◆ Problem to solve
Each entry below is to be transcribed exactly.

◆ Exercise inputs

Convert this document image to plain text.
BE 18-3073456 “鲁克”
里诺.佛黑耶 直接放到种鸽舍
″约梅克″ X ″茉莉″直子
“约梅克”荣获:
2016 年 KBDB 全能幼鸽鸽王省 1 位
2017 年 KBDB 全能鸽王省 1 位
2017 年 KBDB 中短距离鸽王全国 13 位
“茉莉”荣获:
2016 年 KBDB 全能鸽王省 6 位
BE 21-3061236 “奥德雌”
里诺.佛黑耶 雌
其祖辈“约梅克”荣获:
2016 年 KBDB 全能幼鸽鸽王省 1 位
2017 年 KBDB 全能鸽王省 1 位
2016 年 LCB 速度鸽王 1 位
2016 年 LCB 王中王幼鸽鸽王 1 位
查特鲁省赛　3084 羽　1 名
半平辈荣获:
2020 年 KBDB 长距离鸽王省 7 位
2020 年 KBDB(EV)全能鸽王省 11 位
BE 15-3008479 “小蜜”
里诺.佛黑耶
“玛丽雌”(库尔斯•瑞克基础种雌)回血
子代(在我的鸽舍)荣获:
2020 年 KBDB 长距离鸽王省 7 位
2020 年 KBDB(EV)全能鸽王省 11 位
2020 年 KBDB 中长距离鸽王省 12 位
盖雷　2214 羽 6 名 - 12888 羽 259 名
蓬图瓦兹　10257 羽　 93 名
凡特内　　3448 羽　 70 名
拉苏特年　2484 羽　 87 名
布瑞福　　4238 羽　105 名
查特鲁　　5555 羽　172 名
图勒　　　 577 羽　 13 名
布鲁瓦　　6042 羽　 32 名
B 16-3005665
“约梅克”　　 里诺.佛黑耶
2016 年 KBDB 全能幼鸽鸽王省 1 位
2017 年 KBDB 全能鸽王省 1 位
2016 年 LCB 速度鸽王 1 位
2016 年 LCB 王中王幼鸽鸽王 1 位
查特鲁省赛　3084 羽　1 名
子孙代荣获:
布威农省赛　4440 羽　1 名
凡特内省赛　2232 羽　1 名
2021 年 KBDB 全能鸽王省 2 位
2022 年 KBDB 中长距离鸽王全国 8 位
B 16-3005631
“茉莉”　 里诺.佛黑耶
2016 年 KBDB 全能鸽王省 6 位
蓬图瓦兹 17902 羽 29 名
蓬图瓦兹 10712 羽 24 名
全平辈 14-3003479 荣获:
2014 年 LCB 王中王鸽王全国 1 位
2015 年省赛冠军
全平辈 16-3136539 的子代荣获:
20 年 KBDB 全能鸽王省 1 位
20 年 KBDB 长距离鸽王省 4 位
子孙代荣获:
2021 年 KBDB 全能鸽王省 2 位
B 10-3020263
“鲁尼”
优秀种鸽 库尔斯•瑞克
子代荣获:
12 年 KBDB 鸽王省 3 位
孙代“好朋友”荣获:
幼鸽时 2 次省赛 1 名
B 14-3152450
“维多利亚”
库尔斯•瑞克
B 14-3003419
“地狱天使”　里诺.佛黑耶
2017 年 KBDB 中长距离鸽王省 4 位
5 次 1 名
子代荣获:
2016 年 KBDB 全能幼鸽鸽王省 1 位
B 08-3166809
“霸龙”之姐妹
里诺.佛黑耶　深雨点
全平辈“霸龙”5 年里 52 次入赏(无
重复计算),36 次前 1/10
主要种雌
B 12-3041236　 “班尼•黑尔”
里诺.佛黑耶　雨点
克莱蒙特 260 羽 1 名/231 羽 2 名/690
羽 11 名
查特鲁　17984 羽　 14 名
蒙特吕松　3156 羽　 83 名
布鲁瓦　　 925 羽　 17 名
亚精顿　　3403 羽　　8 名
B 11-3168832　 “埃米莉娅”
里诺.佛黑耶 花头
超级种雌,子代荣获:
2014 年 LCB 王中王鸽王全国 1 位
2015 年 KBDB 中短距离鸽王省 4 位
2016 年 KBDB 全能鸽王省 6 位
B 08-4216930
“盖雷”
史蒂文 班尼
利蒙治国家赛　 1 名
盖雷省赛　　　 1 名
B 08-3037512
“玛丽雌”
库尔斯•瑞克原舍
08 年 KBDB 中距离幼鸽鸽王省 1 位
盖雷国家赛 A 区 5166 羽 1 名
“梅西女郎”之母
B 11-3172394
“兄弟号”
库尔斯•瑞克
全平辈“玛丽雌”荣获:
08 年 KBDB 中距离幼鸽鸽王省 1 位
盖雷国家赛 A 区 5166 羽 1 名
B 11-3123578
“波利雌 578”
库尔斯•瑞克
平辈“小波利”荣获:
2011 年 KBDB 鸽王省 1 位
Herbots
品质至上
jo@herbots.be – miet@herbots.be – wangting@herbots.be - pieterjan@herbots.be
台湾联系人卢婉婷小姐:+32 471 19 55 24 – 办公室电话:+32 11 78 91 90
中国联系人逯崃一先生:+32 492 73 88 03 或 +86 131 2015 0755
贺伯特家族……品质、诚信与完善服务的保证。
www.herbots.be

◆ Task result
Convert this document image to plain text.
BE 18-3073456 “鲁克”
里诺.佛黑耶 直接放到种鸽舍
″约梅克″ X ″茉莉″直子
“约梅克”荣获:
2016 年 KBDB 全能幼鸽鸽王省 1 位
2017 年 KBDB 全能鸽王省 1 位
2017 年 KBDB 中短距离鸽王全国 13 位
“茉莉”荣获:
2016 年 KBDB 全能鸽王省 6 位
BE 21-3061236 “奥德雌”
里诺.佛黑耶 雌
其祖辈“约梅克”荣获:
2016 年 KBDB 全能幼鸽鸽王省 1 位
2017 年 KBDB 全能鸽王省 1 位
2016 年 LCB 速度鸽王 1 位
2016 年 LCB 王中王幼鸽鸽王 1 位
查特鲁省赛　3084 羽　1 名
半平辈荣获:
2020 年 KBDB 长距离鸽王省 7 位
2020 年 KBDB(EV)全能鸽王省 11 位
BE 15-3008479 “小蜜”
里诺.佛黑耶
“玛丽雌”(库尔斯•瑞克基础种雌)回血
子代(在我的鸽舍)荣获:
2020 年 KBDB 长距离鸽王省 7 位
2020 年 KBDB(EV)全能鸽王省 11 位
2020 年 KBDB 中长距离鸽王省 12 位
盖雷　2214 羽 6 名 - 12888 羽 259 名
蓬图瓦兹　10257 羽　 93 名
凡特内　　3448 羽　 70 名
拉苏特年　2484 羽　 87 名
布瑞福　　4238 羽　105 名
查特鲁　　5555 羽　172 名
图勒　　　 577 羽　 13 名
布鲁瓦　　6042 羽　 32 名
B 16-3005665
“约梅克”　　 里诺.佛黑耶
2016 年 KBDB 全能幼鸽鸽王省 1 位
2017 年 KBDB 全能鸽王省 1 位
2016 年 LCB 速度鸽王 1 位
2016 年 LCB 王中王幼鸽鸽王 1 位
查特鲁省赛　3084 羽　1 名
子孙代荣获:
布威农省赛　4440 羽　1 名
凡特内省赛　2232 羽　1 名
2021 年 KBDB 全能鸽王省 2 位
2022 年 KBDB 中长距离鸽王全国 8 位
B 16-3005631
“茉莉”　 里诺.佛黑耶
2016 年 KBDB 全能鸽王省 6 位
蓬图瓦兹 17902 羽 29 名
蓬图瓦兹 10712 羽 24 名
全平辈 14-3003479 荣获:
2014 年 LCB 王中王鸽王全国 1 位
2015 年省赛冠军
全平辈 16-3136539 的子代荣获:
20 年 KBDB 全能鸽王省 1 位
20 年 KBDB 长距离鸽王省 4 位
子孙代荣获:
2021 年 KBDB 全能鸽王省 2 位
B 10-3020263
“鲁尼”
优秀种鸽 库尔斯•瑞克
子代荣获:
12 年 KBDB 鸽王省 3 位
孙代“好朋友”荣获:
幼鸽时 2 次省赛 1 名
B 14-3152450
“维多利亚”
库尔斯•瑞克
B 14-3003419
“地狱天使”　里诺.佛黑耶
2017 年 KBDB 中长距离鸽王省 4 位
5 次 1 名
子代荣获:
2016 年 KBDB 全能幼鸽鸽王省 1 位
B 08-3166809
“霸龙”之姐妹
里诺.佛黑耶　深雨点
全平辈“霸龙”5 年里 52 次入赏(无
重复计算),36 次前 1/10
主要种雌
B 12-3041236　 “班尼•黑尔”
里诺.佛黑耶　雨点
克莱蒙特 260 羽 1 名/231 羽 2 名/690
羽 11 名
查特鲁　17984 羽　 14 名
蒙特吕松　3156 羽　 83 名
布鲁瓦　　 925 羽　 17 名
亚精顿　　3403 羽　　8 名
B 11-3168832　 “埃米莉娅”
里诺.佛黑耶 花头
超级种雌,子代荣获:
2014 年 LCB 王中王鸽王全国 1 位
2015 年 KBDB 中短距离鸽王省 4 位
2016 年 KBDB 全能鸽王省 6 位
B 08-4216930
“盖雷”
史蒂文 班尼
利蒙治国家赛　 1 名
盖雷省赛　　　 1 名
B 08-3037512
“玛丽雌”
库尔斯•瑞克原舍
08 年 KBDB 中距离幼鸽鸽王省 1 位
盖雷国家赛 A 区 5166 羽 1 名
“梅西女郎”之母
B 11-3172394
“兄弟号”
库尔斯•瑞克
全平辈“玛丽雌”荣获:
08 年 KBDB 中距离幼鸽鸽王省 1 位
盖雷国家赛 A 区 5166 羽 1 名
B 11-3123578
“波利雌 578”
库尔斯•瑞克
平辈“小波利”荣获:
2011 年 KBDB 鸽王省 1 位
Herbots
品质至上
jo@herbots.be – miet@herbots.be – wangting@herbots.be - pieterjan@herbots.be
台湾联系人卢婉婷小姐:+32 471 19 55 24 – 办公室电话:+32 11 78 91 90
中国联系人逯崃一先生:+32 492 73 88 03 或 +86 131 2015 0755
贺伯特家族……品质、诚信与完善服务的保证。
www.herbots.be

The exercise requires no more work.